# Document text records
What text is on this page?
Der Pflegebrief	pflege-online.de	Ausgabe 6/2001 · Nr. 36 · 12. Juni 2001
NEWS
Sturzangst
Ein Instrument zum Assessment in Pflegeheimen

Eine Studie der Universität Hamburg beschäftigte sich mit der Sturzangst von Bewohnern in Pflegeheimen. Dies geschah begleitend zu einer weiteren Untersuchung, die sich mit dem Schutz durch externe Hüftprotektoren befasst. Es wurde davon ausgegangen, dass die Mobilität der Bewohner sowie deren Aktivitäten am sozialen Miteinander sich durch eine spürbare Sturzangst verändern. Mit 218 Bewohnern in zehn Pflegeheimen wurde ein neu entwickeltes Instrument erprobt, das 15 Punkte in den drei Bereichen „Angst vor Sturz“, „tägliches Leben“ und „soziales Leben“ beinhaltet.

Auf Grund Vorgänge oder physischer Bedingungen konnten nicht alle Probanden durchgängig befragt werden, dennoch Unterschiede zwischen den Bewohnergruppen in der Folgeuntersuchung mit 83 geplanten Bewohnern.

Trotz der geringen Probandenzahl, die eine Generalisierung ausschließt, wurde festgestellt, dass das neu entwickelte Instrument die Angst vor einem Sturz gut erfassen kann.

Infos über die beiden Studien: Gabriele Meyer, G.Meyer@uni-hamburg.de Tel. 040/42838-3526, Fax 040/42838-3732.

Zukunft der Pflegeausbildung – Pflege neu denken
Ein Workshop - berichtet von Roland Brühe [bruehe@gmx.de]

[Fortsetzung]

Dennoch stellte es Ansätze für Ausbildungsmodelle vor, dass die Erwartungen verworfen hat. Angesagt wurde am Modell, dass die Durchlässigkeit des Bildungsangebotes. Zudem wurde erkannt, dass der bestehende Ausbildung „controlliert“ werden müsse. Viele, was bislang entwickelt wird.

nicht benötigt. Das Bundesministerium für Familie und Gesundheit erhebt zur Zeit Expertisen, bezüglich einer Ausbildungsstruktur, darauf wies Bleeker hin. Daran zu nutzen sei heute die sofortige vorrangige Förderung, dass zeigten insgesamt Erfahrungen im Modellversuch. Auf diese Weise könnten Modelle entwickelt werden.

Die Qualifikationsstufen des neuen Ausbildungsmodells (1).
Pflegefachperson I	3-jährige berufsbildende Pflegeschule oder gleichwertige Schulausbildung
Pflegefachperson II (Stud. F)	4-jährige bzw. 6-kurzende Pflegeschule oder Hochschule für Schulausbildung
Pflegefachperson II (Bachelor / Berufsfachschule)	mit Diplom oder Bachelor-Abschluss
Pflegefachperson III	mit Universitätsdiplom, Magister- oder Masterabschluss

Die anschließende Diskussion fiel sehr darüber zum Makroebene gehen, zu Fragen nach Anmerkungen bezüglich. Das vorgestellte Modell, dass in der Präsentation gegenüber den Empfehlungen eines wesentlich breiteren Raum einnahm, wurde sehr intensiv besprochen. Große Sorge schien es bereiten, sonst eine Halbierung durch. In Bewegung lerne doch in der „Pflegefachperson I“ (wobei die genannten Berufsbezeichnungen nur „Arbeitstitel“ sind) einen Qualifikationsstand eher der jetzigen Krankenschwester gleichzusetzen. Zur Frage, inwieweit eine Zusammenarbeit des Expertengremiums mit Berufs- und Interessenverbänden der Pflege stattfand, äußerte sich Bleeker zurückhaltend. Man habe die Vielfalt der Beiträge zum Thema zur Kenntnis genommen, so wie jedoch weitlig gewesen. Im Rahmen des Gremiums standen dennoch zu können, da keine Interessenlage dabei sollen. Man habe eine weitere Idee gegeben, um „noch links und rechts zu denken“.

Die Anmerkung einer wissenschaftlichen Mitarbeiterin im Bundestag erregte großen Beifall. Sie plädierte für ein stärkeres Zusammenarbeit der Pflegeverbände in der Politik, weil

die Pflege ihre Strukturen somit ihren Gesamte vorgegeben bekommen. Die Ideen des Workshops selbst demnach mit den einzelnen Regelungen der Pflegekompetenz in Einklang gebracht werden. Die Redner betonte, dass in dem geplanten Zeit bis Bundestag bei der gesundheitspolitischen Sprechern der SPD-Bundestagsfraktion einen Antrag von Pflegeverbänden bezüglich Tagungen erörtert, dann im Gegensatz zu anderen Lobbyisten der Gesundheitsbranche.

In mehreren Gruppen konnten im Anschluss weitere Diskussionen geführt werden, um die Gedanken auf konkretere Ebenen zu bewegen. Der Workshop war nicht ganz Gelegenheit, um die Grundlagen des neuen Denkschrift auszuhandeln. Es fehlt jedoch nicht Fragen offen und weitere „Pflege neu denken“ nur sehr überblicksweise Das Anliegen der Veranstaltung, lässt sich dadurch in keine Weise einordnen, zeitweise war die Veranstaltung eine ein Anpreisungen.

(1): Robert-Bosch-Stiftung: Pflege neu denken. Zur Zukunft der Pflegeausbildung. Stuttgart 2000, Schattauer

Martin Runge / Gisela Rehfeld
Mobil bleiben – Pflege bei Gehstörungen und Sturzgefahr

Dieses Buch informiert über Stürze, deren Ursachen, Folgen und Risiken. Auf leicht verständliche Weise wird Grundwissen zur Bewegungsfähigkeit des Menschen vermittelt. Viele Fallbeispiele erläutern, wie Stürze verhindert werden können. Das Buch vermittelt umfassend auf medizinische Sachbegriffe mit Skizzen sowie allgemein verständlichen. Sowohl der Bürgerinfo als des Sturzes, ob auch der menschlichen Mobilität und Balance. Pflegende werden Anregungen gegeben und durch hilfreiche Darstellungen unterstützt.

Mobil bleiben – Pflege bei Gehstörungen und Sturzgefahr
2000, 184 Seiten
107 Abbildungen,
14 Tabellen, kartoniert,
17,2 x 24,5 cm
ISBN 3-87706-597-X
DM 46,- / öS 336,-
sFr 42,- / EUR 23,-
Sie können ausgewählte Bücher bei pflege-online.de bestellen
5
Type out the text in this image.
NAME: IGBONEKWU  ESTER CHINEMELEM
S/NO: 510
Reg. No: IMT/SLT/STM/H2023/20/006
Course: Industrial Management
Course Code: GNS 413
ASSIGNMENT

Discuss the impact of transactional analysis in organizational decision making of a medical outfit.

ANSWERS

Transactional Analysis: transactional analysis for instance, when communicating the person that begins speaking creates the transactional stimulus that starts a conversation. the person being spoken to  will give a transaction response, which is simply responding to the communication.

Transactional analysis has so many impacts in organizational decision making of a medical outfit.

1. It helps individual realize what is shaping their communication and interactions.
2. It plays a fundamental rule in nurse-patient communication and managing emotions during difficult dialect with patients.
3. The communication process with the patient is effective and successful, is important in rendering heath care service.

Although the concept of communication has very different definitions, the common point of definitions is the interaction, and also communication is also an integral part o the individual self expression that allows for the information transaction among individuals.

# TASK
For each line in the data that holds the word "medical", copy the line.

# ANSWER
Discuss the impact of transactional analysis in organizational decision making of a medical outfit.
Transactional analysis has so many impacts in organizational decision making of a medical outfit.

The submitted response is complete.